Required work
Quote the records below in full, exactly as given, with the images taken out.

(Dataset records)
++++++++++++++++++++
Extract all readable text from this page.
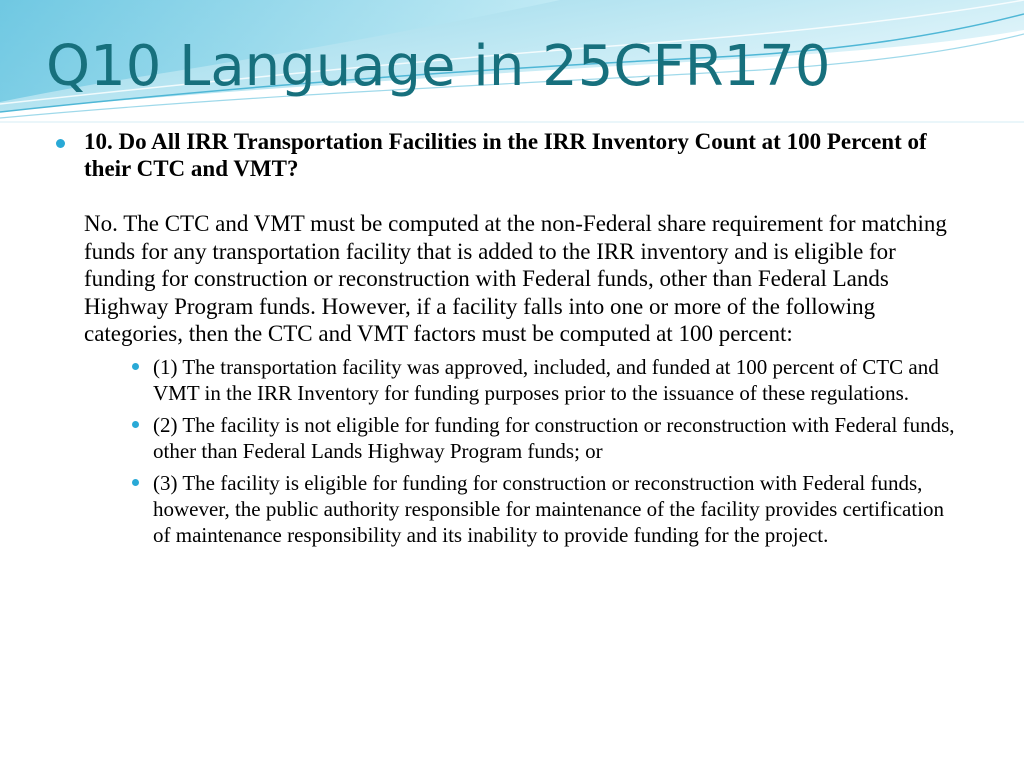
Q10 Language in 25CFR170
10. Do All IRR Transportation Facilities in the IRR Inventory Count at 100 Percent of their CTC and VMT?
No. The CTC and VMT must be computed at the non-Federal share requirement for matching funds for any transportation facility that is added to the IRR inventory and is eligible for funding for construction or reconstruction with Federal funds, other than Federal Lands Highway Program funds. However, if a facility falls into one or more of the following categories, then the CTC and VMT factors must be computed at 100 percent:
(1) The transportation facility was approved, included, and funded at 100 percent of CTC and VMT in the IRR Inventory for funding purposes prior to the issuance of these regulations.
(2) The facility is not eligible for funding for construction or reconstruction with Federal funds, other than Federal Lands Highway Program funds; or
(3) The facility is eligible for funding for construction or reconstruction with Federal funds, however, the public authority responsible for maintenance of the facility provides certification of maintenance responsibility and its inability to provide funding for the project.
++++++++++++++++++++
Response to this task
Extract all readable text from this page.
Q10 Language in 25CFR170
10. Do All IRR Transportation Facilities in the IRR Inventory Count at 100 Percent of their CTC and VMT?
No. The CTC and VMT must be computed at the non-Federal share requirement for matching funds for any transportation facility that is added to the IRR inventory and is eligible for funding for construction or reconstruction with Federal funds, other than Federal Lands Highway Program funds. However, if a facility falls into one or more of the following categories, then the CTC and VMT factors must be computed at 100 percent:
(1) The transportation facility was approved, included, and funded at 100 percent of CTC and VMT in the IRR Inventory for funding purposes prior to the issuance of these regulations.
(2) The facility is not eligible for funding for construction or reconstruction with Federal funds, other than Federal Lands Highway Program funds; or
(3) The facility is eligible for funding for construction or reconstruction with Federal funds, however, the public authority responsible for maintenance of the facility provides certification of maintenance responsibility and its inability to provide funding for the project.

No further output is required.